--- Task details ---
Copy out the listing that follows, exactly, without its pictures.

★ ★ ★ ★ ★

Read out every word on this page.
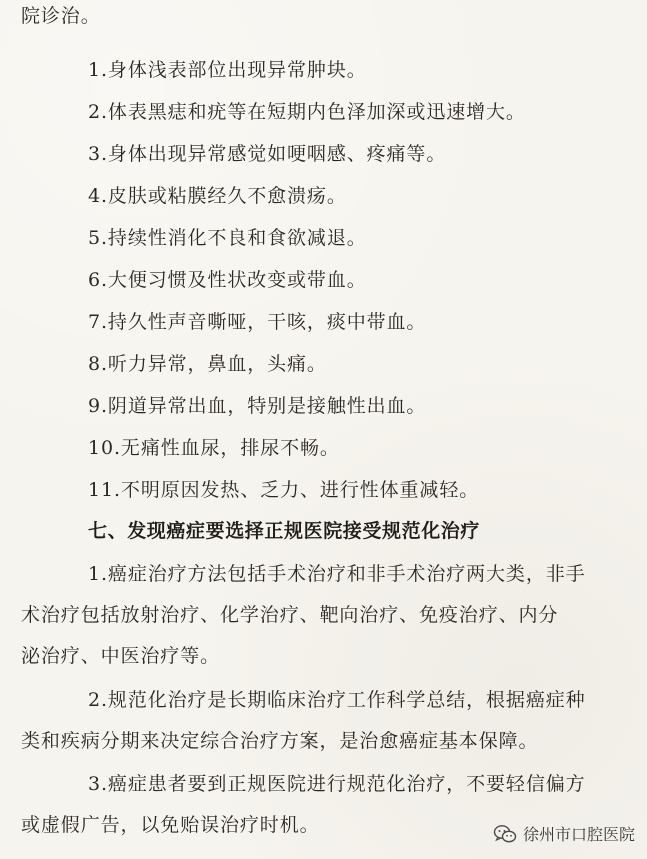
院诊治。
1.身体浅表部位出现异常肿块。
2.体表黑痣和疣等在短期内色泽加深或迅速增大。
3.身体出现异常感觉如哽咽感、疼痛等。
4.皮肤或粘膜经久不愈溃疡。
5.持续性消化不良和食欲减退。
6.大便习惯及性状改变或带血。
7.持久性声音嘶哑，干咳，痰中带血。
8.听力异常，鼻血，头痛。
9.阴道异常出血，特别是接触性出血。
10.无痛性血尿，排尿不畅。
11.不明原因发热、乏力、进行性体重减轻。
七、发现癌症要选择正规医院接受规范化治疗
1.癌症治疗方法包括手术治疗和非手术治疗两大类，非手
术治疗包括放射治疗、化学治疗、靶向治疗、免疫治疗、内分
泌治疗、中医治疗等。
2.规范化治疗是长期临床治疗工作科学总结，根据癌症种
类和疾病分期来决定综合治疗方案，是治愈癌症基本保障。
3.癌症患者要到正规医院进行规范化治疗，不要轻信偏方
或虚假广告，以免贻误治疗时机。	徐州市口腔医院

★ ★ ★ ★ ★

--- Final result ---
Read out every word on this page.
院诊治。
1.身体浅表部位出现异常肿块。
2.体表黑痣和疣等在短期内色泽加深或迅速增大。
3.身体出现异常感觉如哽咽感、疼痛等。
4.皮肤或粘膜经久不愈溃疡。
5.持续性消化不良和食欲减退。
6.大便习惯及性状改变或带血。
7.持久性声音嘶哑，干咳，痰中带血。
8.听力异常，鼻血，头痛。
9.阴道异常出血，特别是接触性出血。
10.无痛性血尿，排尿不畅。
11.不明原因发热、乏力、进行性体重减轻。
七、发现癌症要选择正规医院接受规范化治疗
1.癌症治疗方法包括手术治疗和非手术治疗两大类，非手
术治疗包括放射治疗、化学治疗、靶向治疗、免疫治疗、内分
泌治疗、中医治疗等。
2.规范化治疗是长期临床治疗工作科学总结，根据癌症种
类和疾病分期来决定综合治疗方案，是治愈癌症基本保障。
3.癌症患者要到正规医院进行规范化治疗，不要轻信偏方
或虚假广告，以免贻误治疗时机。	徐州市口腔医院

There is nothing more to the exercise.